::: Supplied material

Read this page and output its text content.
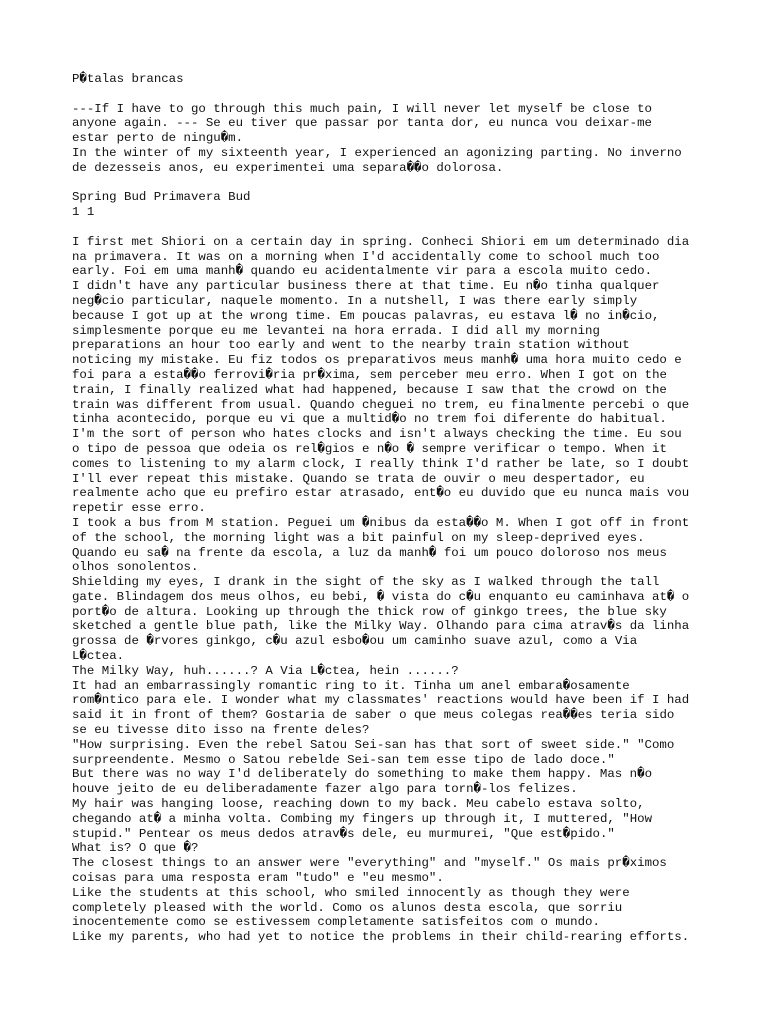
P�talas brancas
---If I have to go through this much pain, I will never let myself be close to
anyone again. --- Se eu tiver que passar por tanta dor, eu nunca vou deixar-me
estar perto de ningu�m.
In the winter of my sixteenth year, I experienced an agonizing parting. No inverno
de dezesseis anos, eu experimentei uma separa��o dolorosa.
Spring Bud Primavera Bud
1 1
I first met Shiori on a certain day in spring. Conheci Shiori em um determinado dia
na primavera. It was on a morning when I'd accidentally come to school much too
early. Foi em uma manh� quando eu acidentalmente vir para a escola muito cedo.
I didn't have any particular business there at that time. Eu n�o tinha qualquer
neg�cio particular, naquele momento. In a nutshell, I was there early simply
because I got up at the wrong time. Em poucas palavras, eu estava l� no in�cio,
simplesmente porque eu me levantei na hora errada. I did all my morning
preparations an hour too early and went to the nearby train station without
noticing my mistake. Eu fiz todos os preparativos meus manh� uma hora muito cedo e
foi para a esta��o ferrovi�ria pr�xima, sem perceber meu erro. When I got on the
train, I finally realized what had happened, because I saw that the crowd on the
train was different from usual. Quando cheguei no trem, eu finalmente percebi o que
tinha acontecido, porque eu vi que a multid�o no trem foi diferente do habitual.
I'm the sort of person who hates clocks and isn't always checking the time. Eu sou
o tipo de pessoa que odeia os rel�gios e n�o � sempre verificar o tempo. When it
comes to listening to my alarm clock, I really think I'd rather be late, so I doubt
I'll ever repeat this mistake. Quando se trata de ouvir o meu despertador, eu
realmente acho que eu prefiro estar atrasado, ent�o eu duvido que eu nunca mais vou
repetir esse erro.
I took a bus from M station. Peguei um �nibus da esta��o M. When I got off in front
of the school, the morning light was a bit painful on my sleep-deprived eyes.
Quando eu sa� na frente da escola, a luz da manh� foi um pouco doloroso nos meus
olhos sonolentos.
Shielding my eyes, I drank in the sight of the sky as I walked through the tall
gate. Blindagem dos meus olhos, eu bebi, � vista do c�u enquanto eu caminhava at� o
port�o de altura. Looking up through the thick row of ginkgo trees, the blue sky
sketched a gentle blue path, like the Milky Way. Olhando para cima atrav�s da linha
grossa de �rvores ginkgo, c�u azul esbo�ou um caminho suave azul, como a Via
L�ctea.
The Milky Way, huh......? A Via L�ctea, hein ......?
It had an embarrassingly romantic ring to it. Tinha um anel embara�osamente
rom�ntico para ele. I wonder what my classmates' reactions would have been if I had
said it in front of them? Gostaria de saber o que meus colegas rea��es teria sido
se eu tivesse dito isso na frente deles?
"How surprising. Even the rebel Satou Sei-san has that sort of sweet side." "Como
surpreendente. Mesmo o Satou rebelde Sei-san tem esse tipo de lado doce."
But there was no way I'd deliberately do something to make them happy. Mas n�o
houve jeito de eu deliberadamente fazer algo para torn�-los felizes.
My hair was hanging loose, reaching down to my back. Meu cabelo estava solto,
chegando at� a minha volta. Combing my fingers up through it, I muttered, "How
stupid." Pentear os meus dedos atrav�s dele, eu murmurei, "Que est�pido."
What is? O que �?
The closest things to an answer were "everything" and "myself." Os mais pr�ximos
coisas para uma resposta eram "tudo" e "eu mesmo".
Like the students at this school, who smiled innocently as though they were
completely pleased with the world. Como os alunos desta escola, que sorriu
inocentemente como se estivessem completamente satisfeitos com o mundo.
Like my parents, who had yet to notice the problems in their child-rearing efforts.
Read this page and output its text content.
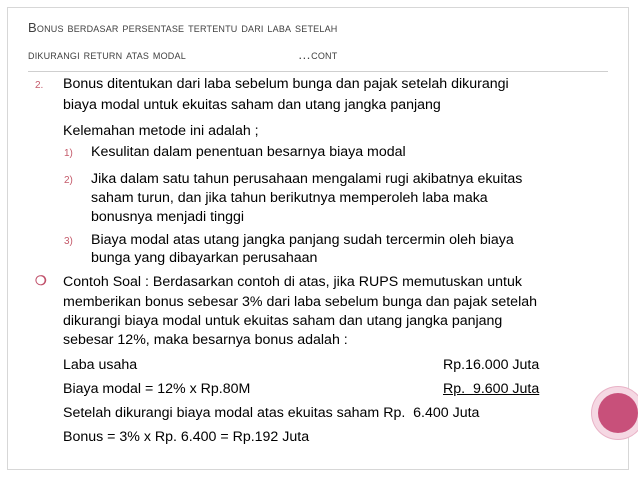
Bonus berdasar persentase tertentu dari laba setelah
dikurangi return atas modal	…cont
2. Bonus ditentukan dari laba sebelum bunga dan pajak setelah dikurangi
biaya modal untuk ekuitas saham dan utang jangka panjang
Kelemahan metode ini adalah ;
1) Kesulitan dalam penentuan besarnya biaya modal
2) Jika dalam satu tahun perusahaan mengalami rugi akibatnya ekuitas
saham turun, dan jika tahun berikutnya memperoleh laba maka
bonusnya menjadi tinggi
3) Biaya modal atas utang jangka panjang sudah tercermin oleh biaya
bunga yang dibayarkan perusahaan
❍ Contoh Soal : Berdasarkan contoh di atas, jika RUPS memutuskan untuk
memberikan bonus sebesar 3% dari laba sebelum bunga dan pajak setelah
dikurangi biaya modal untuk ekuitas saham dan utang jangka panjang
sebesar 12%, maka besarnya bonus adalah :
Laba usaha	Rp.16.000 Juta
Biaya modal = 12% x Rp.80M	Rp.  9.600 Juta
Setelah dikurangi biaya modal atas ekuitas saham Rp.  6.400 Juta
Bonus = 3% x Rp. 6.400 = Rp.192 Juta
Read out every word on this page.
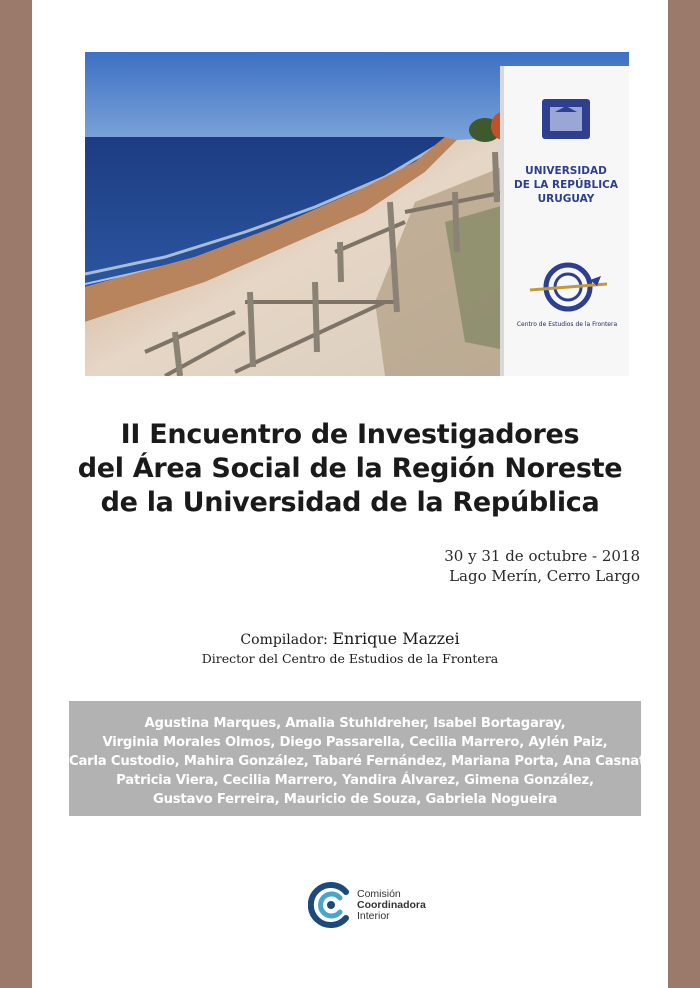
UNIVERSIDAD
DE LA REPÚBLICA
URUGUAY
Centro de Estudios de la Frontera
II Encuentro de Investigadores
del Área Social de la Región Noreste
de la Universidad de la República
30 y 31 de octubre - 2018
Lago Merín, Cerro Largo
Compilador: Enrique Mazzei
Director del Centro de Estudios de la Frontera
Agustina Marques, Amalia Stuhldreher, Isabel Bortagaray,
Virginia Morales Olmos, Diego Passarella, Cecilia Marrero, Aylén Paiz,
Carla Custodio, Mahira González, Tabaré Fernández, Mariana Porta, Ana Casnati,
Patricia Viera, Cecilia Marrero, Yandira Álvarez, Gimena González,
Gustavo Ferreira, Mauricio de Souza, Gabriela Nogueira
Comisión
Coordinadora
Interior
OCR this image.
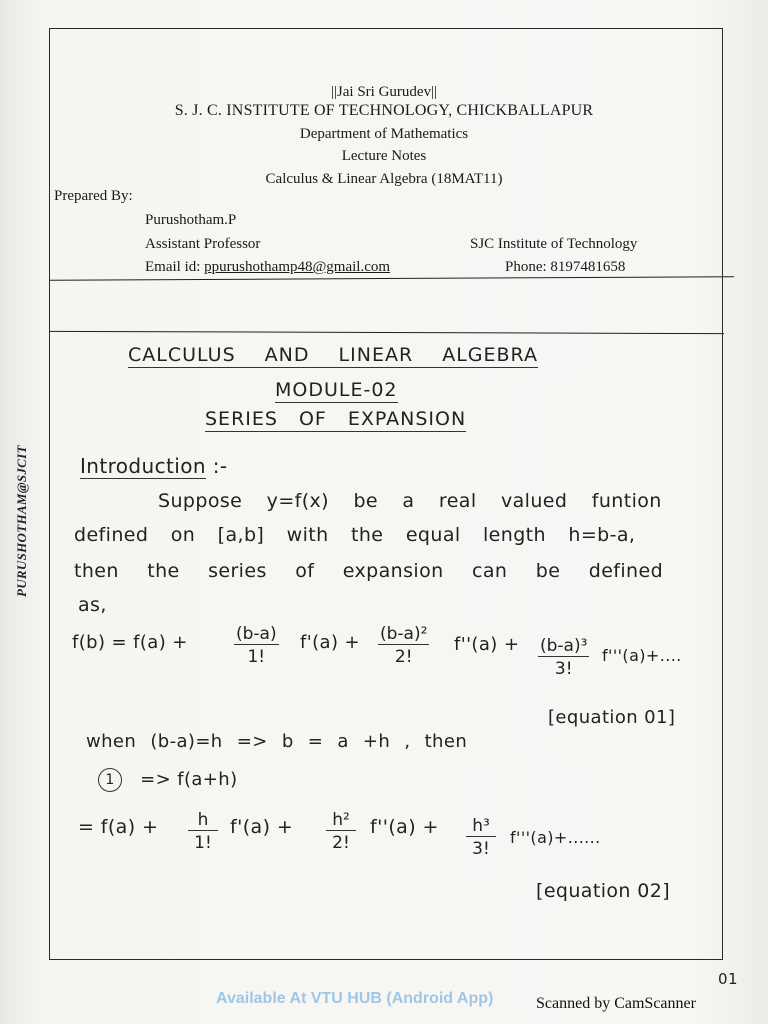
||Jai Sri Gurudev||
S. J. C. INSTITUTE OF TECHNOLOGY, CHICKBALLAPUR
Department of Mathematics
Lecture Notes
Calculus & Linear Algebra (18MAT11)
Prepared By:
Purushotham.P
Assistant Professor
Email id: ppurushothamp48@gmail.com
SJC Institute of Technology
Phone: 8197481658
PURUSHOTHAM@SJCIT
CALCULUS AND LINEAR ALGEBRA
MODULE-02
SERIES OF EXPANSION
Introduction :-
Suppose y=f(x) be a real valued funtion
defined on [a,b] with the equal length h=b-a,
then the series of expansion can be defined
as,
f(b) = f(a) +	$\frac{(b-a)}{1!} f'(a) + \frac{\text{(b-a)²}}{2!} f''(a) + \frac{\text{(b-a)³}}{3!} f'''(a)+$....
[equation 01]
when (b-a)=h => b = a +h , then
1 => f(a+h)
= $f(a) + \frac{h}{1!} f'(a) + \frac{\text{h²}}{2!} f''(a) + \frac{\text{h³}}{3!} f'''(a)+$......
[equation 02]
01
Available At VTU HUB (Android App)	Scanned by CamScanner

::::::

### Exercise aim
Transcribe the records word for word and include no pictures.

### Result of this task
Read this page and output its text content.
P�talas brancas
---If I have to go through this much pain, I will never let myself be close to
anyone again. --- Se eu tiver que passar por tanta dor, eu nunca vou deixar-me
estar perto de ningu�m.
In the winter of my sixteenth year, I experienced an agonizing parting. No inverno
de dezesseis anos, eu experimentei uma separa��o dolorosa.
Spring Bud Primavera Bud
1 1
I first met Shiori on a certain day in spring. Conheci Shiori em um determinado dia
na primavera. It was on a morning when I'd accidentally come to school much too
early. Foi em uma manh� quando eu acidentalmente vir para a escola muito cedo.
I didn't have any particular business there at that time. Eu n�o tinha qualquer
neg�cio particular, naquele momento. In a nutshell, I was there early simply
because I got up at the wrong time. Em poucas palavras, eu estava l� no in�cio,
simplesmente porque eu me levantei na hora errada. I did all my morning
preparations an hour too early and went to the nearby train station without
noticing my mistake. Eu fiz todos os preparativos meus manh� uma hora muito cedo e
foi para a esta��o ferrovi�ria pr�xima, sem perceber meu erro. When I got on the
train, I finally realized what had happened, because I saw that the crowd on the
train was different from usual. Quando cheguei no trem, eu finalmente percebi o que
tinha acontecido, porque eu vi que a multid�o no trem foi diferente do habitual.
I'm the sort of person who hates clocks and isn't always checking the time. Eu sou
o tipo de pessoa que odeia os rel�gios e n�o � sempre verificar o tempo. When it
comes to listening to my alarm clock, I really think I'd rather be late, so I doubt
I'll ever repeat this mistake. Quando se trata de ouvir o meu despertador, eu
realmente acho que eu prefiro estar atrasado, ent�o eu duvido que eu nunca mais vou
repetir esse erro.
I took a bus from M station. Peguei um �nibus da esta��o M. When I got off in front
of the school, the morning light was a bit painful on my sleep-deprived eyes.
Quando eu sa� na frente da escola, a luz da manh� foi um pouco doloroso nos meus
olhos sonolentos.
Shielding my eyes, I drank in the sight of the sky as I walked through the tall
gate. Blindagem dos meus olhos, eu bebi, � vista do c�u enquanto eu caminhava at� o
port�o de altura. Looking up through the thick row of ginkgo trees, the blue sky
sketched a gentle blue path, like the Milky Way. Olhando para cima atrav�s da linha
grossa de �rvores ginkgo, c�u azul esbo�ou um caminho suave azul, como a Via
L�ctea.
The Milky Way, huh......? A Via L�ctea, hein ......?
It had an embarrassingly romantic ring to it. Tinha um anel embara�osamente
rom�ntico para ele. I wonder what my classmates' reactions would have been if I had
said it in front of them? Gostaria de saber o que meus colegas rea��es teria sido
se eu tivesse dito isso na frente deles?
"How surprising. Even the rebel Satou Sei-san has that sort of sweet side." "Como
surpreendente. Mesmo o Satou rebelde Sei-san tem esse tipo de lado doce."
But there was no way I'd deliberately do something to make them happy. Mas n�o
houve jeito de eu deliberadamente fazer algo para torn�-los felizes.
My hair was hanging loose, reaching down to my back. Meu cabelo estava solto,
chegando at� a minha volta. Combing my fingers up through it, I muttered, "How
stupid." Pentear os meus dedos atrav�s dele, eu murmurei, "Que est�pido."
What is? O que �?
The closest things to an answer were "everything" and "myself." Os mais pr�ximos
coisas para uma resposta eram "tudo" e "eu mesmo".
Like the students at this school, who smiled innocently as though they were
completely pleased with the world. Como os alunos desta escola, que sorriu
inocentemente como se estivessem completamente satisfeitos com o mundo.
Like my parents, who had yet to notice the problems in their child-rearing efforts.
Read this page and output its text content.
Bonus berdasar persentase tertentu dari laba setelah
dikurangi return atas modal	…cont
2. Bonus ditentukan dari laba sebelum bunga dan pajak setelah dikurangi
biaya modal untuk ekuitas saham dan utang jangka panjang
Kelemahan metode ini adalah ;
1) Kesulitan dalam penentuan besarnya biaya modal
2) Jika dalam satu tahun perusahaan mengalami rugi akibatnya ekuitas
saham turun, dan jika tahun berikutnya memperoleh laba maka
bonusnya menjadi tinggi
3) Biaya modal atas utang jangka panjang sudah tercermin oleh biaya
bunga yang dibayarkan perusahaan
❍ Contoh Soal : Berdasarkan contoh di atas, jika RUPS memutuskan untuk
memberikan bonus sebesar 3% dari laba sebelum bunga dan pajak setelah
dikurangi biaya modal untuk ekuitas saham dan utang jangka panjang
sebesar 12%, maka besarnya bonus adalah :
Laba usaha	Rp.16.000 Juta
Biaya modal = 12% x Rp.80M	Rp.  9.600 Juta
Setelah dikurangi biaya modal atas ekuitas saham Rp.  6.400 Juta
Bonus = 3% x Rp. 6.400 = Rp.192 Juta
Read out every word on this page.
UNIVERSIDAD
DE LA REPÚBLICA
URUGUAY
Centro de Estudios de la Frontera
II Encuentro de Investigadores
del Área Social de la Región Noreste
de la Universidad de la República
30 y 31 de octubre - 2018
Lago Merín, Cerro Largo
Compilador: Enrique Mazzei
Director del Centro de Estudios de la Frontera
Agustina Marques, Amalia Stuhldreher, Isabel Bortagaray,
Virginia Morales Olmos, Diego Passarella, Cecilia Marrero, Aylén Paiz,
Carla Custodio, Mahira González, Tabaré Fernández, Mariana Porta, Ana Casnati,
Patricia Viera, Cecilia Marrero, Yandira Álvarez, Gimena González,
Gustavo Ferreira, Mauricio de Souza, Gabriela Nogueira
Comisión
Coordinadora
Interior
OCR this image.
||Jai Sri Gurudev||
S. J. C. INSTITUTE OF TECHNOLOGY, CHICKBALLAPUR
Department of Mathematics
Lecture Notes
Calculus & Linear Algebra (18MAT11)
Prepared By:
Purushotham.P
Assistant Professor
Email id: ppurushothamp48@gmail.com
SJC Institute of Technology
Phone: 8197481658
PURUSHOTHAM@SJCIT
CALCULUS AND LINEAR ALGEBRA
MODULE-02
SERIES OF EXPANSION
Introduction :-
Suppose y=f(x) be a real valued funtion
defined on [a,b] with the equal length h=b-a,
then the series of expansion can be defined
as,
f(b) = f(a) +	$\frac{(b-a)}{1!} f'(a) + \frac{\text{(b-a)²}}{2!} f''(a) + \frac{\text{(b-a)³}}{3!} f'''(a)+$....
[equation 01]
when (b-a)=h => b = a +h , then
1 => f(a+h)
= $f(a) + \frac{h}{1!} f'(a) + \frac{\text{h²}}{2!} f''(a) + \frac{\text{h³}}{3!} f'''(a)+$......
[equation 02]
01
Available At VTU HUB (Android App)	Scanned by CamScanner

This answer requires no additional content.